- **WHAT IS ASKED**:
Say how many lines of these entries include the word "Daily", and answer with the number alone.

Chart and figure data

◆ ◆ ◆ ◆

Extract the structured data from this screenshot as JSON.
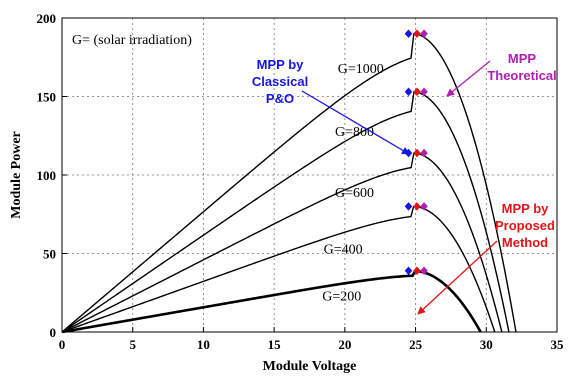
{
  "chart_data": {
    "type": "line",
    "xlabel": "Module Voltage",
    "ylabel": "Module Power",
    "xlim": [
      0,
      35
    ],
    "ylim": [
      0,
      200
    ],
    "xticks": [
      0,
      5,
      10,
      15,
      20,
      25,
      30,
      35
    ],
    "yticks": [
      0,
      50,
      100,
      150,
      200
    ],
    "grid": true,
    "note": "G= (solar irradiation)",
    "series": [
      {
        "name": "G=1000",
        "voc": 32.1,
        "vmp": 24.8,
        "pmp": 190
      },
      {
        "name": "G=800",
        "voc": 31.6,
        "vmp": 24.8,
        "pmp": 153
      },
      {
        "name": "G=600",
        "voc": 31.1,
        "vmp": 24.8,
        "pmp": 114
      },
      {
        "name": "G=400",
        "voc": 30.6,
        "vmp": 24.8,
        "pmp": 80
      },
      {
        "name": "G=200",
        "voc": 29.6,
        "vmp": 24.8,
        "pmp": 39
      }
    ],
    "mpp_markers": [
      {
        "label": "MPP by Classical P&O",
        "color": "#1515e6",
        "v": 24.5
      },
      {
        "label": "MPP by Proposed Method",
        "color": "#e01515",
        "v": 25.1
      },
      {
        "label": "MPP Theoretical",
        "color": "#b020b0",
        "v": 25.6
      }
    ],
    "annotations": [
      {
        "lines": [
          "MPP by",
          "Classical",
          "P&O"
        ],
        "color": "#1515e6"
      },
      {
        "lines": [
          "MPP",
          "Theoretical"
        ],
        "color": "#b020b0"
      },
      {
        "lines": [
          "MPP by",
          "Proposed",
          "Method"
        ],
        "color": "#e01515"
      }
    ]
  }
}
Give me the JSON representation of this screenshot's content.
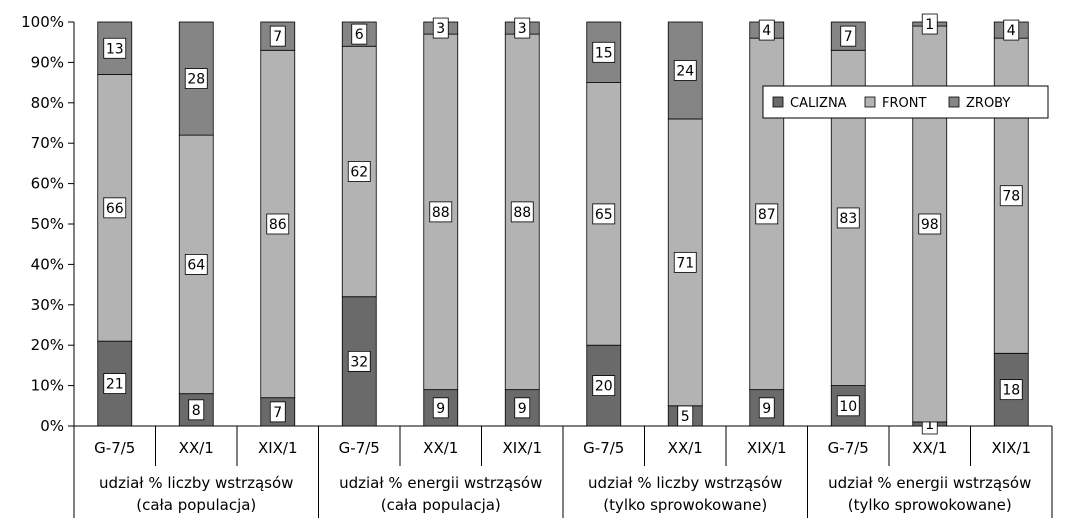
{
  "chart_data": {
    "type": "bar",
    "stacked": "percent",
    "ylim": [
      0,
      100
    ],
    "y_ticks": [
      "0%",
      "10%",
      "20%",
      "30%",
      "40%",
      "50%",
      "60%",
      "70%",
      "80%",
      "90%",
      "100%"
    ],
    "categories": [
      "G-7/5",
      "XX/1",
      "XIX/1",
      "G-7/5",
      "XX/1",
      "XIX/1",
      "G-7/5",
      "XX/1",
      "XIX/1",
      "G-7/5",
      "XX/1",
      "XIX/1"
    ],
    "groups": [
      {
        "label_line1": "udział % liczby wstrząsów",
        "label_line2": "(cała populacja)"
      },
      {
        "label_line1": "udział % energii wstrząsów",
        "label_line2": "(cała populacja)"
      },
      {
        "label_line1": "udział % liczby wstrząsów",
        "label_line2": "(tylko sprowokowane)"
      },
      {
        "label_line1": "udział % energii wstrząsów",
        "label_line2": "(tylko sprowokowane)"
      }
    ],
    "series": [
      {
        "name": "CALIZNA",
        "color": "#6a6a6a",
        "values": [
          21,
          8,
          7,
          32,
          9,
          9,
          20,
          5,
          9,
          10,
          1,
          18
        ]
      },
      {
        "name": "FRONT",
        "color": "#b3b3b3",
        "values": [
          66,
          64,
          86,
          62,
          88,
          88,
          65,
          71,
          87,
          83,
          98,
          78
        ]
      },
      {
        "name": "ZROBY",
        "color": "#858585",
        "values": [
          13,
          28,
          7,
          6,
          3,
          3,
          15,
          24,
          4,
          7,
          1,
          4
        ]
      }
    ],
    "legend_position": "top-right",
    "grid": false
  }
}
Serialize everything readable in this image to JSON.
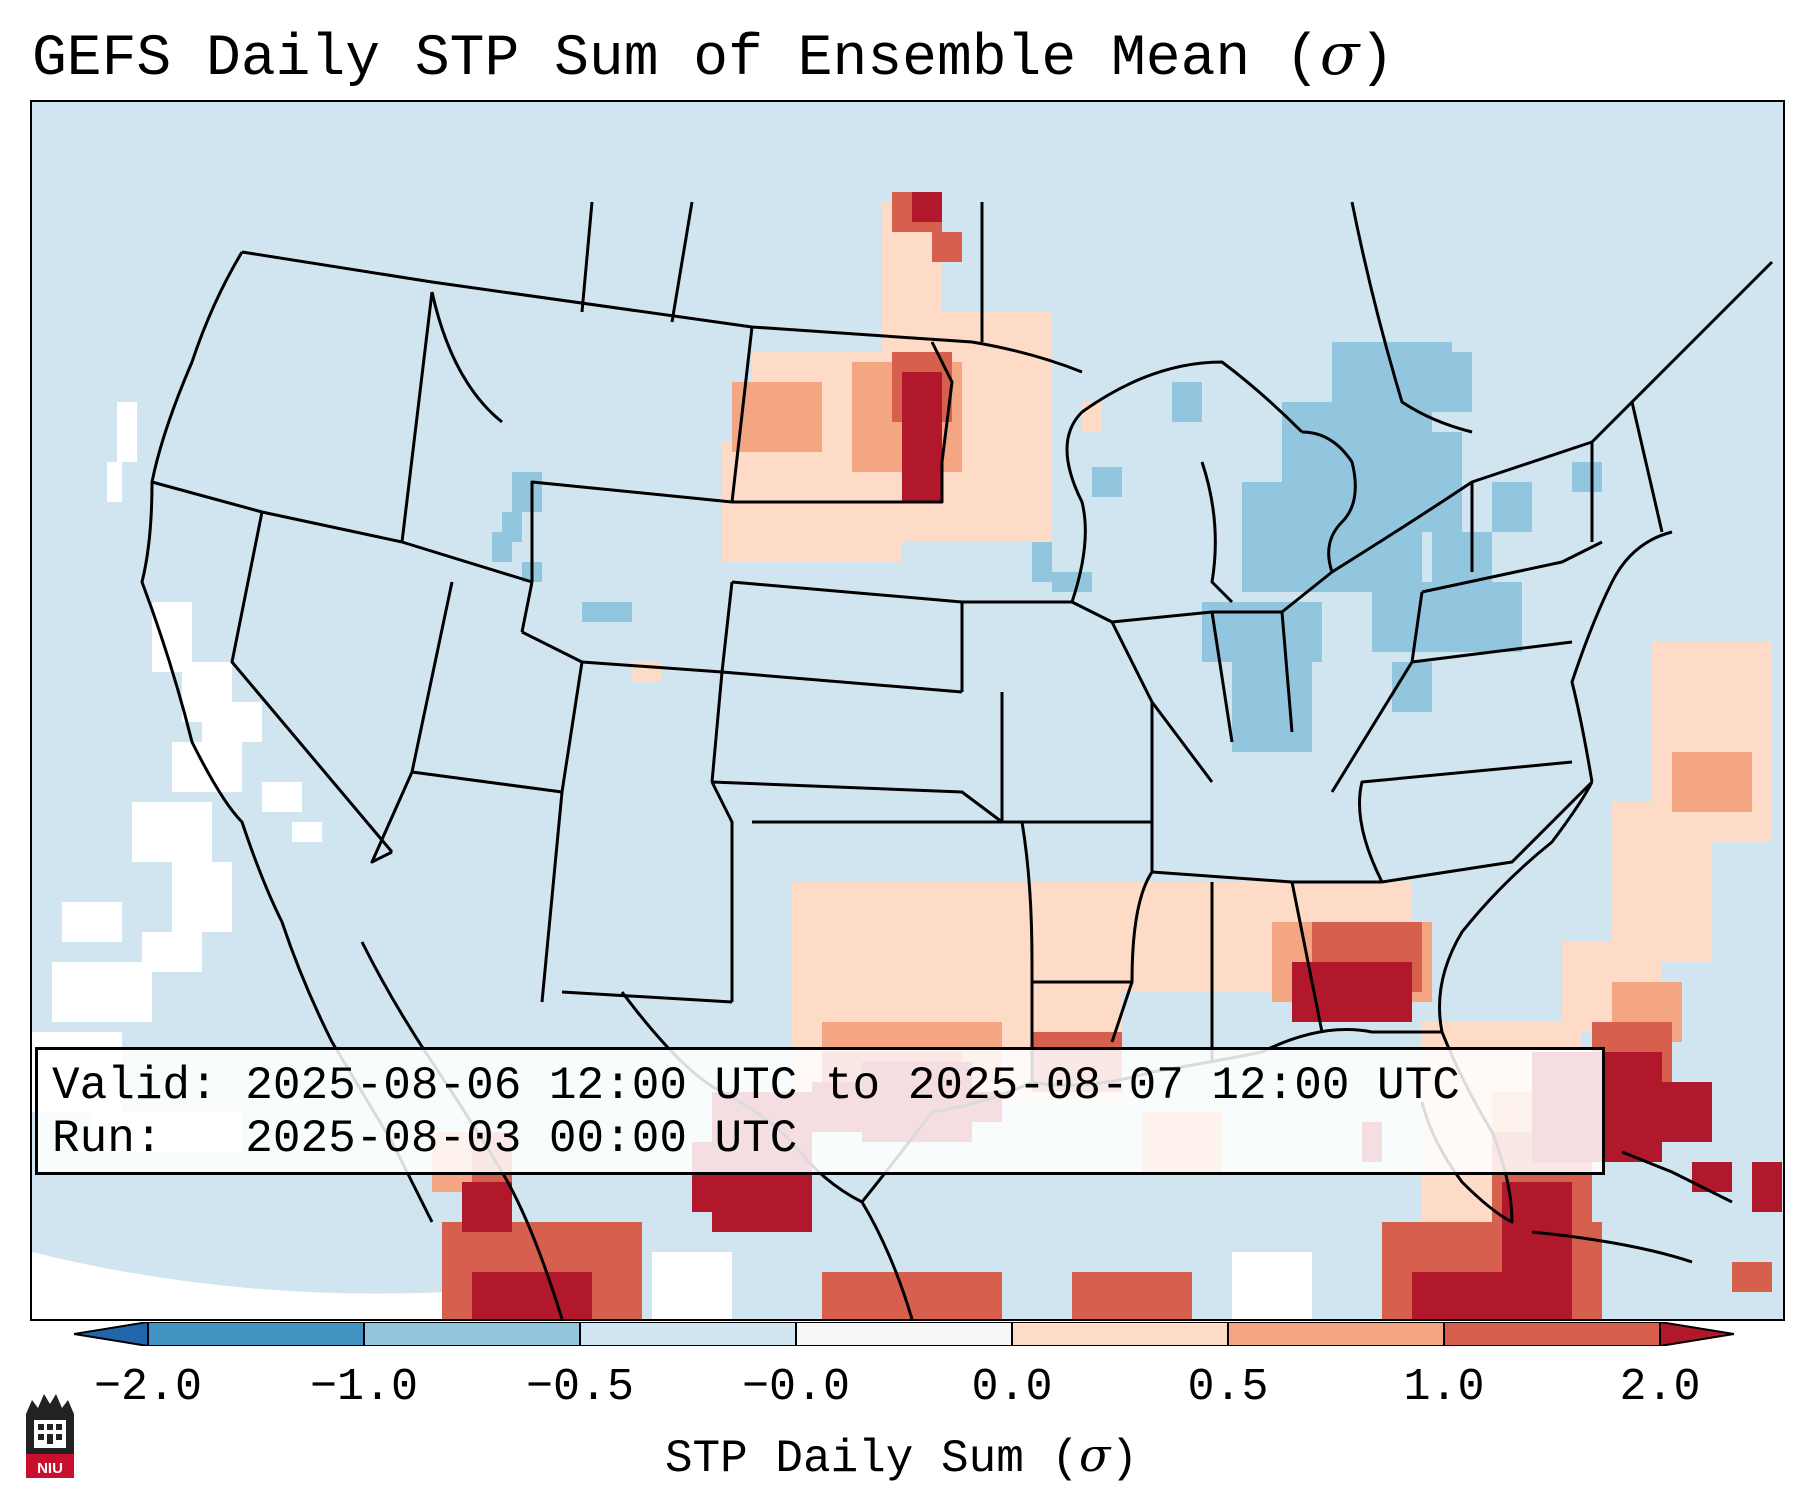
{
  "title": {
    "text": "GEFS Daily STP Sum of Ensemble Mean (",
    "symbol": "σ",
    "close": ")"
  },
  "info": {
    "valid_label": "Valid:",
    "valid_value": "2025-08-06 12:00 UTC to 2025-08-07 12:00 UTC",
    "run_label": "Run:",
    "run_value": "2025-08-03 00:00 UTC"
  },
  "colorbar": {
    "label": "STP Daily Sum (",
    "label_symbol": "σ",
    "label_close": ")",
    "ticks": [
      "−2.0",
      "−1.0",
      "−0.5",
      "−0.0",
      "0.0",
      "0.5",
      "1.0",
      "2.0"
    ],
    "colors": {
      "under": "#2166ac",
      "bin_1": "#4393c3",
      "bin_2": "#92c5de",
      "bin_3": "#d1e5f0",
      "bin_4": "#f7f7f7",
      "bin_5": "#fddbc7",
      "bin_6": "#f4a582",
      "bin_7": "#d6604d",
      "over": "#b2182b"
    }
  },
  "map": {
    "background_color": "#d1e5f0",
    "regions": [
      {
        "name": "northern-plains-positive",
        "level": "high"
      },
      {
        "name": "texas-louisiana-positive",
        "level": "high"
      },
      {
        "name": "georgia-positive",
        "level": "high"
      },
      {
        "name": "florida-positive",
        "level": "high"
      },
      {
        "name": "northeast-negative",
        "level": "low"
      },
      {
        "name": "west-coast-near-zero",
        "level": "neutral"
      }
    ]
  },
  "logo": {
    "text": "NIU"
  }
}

◆ ◆ ◆ ◆

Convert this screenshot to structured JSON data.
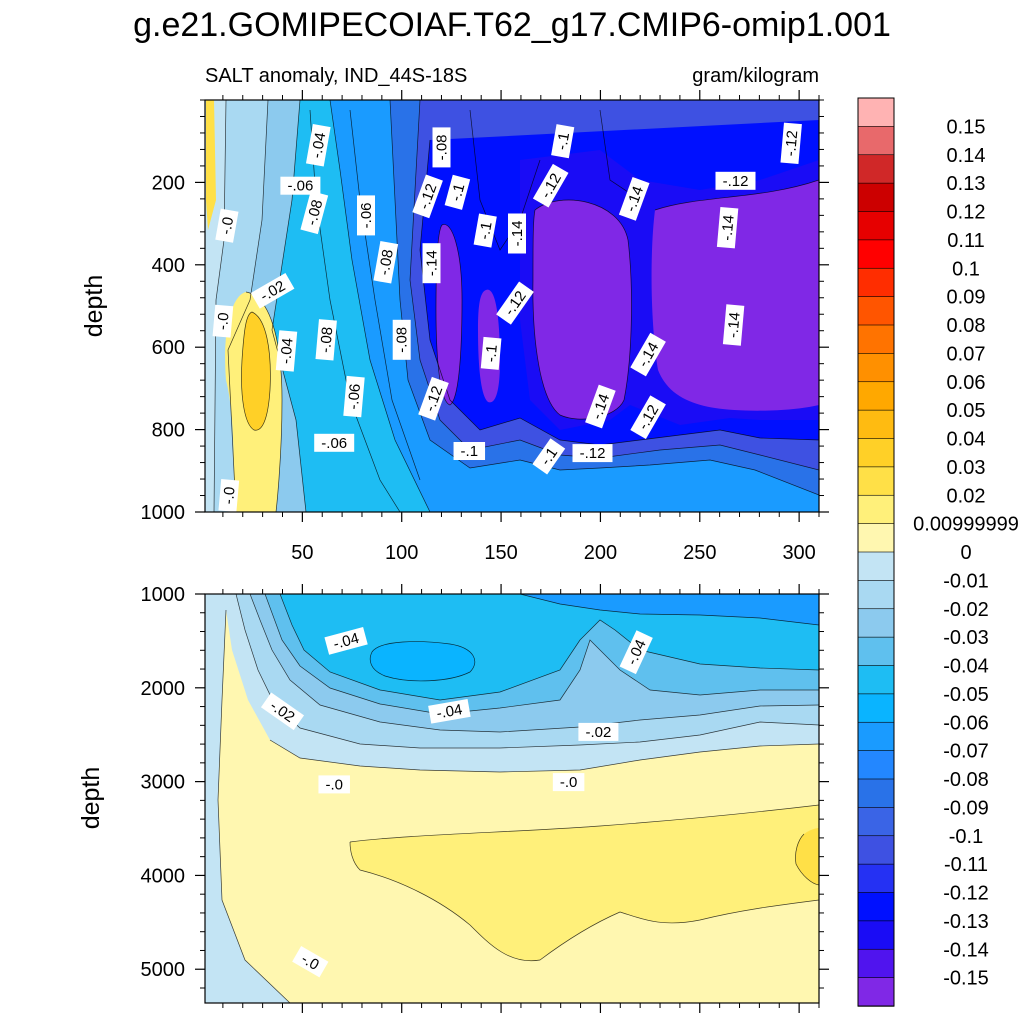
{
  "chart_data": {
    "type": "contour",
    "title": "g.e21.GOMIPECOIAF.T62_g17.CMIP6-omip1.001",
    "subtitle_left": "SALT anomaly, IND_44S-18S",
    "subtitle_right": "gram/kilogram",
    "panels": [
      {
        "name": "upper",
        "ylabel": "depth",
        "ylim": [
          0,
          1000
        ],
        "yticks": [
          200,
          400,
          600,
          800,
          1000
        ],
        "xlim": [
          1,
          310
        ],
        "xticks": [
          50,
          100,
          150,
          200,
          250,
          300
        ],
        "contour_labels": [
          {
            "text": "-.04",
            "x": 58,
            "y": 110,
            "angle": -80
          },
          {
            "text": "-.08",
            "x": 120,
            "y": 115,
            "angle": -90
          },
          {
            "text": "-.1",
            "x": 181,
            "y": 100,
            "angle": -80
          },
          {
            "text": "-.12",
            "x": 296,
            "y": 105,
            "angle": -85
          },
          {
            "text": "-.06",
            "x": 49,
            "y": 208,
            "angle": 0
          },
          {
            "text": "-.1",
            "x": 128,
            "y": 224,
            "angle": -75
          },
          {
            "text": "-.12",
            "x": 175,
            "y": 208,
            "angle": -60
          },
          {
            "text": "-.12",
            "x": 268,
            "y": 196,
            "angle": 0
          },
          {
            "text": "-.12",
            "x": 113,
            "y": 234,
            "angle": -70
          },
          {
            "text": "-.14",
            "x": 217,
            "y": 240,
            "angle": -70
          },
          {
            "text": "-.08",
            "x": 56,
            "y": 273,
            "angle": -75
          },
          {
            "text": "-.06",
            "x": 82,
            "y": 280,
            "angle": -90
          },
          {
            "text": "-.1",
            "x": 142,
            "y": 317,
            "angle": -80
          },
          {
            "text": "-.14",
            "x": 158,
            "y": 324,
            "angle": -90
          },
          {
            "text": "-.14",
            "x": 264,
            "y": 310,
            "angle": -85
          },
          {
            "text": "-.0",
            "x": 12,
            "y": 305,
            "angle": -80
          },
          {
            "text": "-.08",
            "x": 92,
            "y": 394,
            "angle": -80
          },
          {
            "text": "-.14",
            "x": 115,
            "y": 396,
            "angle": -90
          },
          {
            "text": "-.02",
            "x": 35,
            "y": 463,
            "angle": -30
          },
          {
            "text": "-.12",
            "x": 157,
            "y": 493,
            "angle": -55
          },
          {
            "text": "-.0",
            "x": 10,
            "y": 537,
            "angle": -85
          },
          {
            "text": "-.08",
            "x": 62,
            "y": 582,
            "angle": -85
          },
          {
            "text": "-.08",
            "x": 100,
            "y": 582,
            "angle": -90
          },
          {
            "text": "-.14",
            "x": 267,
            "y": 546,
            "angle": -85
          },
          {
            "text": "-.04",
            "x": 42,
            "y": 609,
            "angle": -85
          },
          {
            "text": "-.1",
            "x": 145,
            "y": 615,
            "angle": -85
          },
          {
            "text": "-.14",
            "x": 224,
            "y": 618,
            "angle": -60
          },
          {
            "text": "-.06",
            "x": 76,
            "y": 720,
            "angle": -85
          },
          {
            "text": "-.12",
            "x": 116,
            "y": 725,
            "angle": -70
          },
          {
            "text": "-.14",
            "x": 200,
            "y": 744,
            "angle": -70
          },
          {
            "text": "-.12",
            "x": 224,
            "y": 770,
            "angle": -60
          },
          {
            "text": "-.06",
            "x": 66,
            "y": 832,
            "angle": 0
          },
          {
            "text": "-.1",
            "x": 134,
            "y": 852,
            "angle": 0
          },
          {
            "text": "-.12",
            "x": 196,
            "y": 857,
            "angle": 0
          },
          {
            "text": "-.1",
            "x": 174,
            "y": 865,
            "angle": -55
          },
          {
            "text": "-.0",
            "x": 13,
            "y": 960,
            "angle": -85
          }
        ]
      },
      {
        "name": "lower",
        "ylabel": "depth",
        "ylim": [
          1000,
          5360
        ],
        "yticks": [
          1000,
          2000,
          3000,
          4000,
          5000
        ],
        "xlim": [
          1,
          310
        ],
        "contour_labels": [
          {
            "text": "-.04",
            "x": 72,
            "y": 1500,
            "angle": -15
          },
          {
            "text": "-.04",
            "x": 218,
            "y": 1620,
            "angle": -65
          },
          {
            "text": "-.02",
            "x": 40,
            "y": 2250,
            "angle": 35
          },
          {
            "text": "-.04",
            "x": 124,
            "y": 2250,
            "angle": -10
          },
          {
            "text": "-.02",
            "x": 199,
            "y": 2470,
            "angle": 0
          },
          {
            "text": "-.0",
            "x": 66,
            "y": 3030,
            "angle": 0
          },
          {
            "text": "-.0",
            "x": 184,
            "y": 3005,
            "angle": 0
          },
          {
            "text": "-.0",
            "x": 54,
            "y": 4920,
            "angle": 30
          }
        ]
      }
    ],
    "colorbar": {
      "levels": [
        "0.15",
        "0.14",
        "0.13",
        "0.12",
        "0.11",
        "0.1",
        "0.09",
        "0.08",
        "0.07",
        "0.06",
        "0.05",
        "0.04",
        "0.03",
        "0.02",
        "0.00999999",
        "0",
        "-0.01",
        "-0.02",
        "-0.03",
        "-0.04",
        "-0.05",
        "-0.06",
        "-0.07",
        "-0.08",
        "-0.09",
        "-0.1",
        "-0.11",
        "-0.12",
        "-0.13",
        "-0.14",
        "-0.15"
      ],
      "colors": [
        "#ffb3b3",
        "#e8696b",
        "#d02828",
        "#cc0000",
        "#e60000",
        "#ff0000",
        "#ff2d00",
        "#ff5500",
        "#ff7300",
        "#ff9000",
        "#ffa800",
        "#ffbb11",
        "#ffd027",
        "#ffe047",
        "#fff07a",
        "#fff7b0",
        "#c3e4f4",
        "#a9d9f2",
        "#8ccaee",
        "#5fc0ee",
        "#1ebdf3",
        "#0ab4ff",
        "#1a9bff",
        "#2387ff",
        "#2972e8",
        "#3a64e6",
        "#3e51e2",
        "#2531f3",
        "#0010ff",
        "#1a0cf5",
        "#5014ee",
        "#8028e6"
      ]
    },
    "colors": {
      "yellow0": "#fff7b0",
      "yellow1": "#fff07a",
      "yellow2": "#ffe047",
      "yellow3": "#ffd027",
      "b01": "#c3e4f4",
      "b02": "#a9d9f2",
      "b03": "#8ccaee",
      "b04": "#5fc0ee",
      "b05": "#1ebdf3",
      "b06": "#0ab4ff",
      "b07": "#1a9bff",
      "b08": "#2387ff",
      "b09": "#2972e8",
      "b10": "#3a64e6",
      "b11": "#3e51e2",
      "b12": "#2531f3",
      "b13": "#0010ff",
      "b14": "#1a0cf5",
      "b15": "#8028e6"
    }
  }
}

◆ ◆ ◆ ◆

- **RESPONSE TO THE EXERCISE**:
2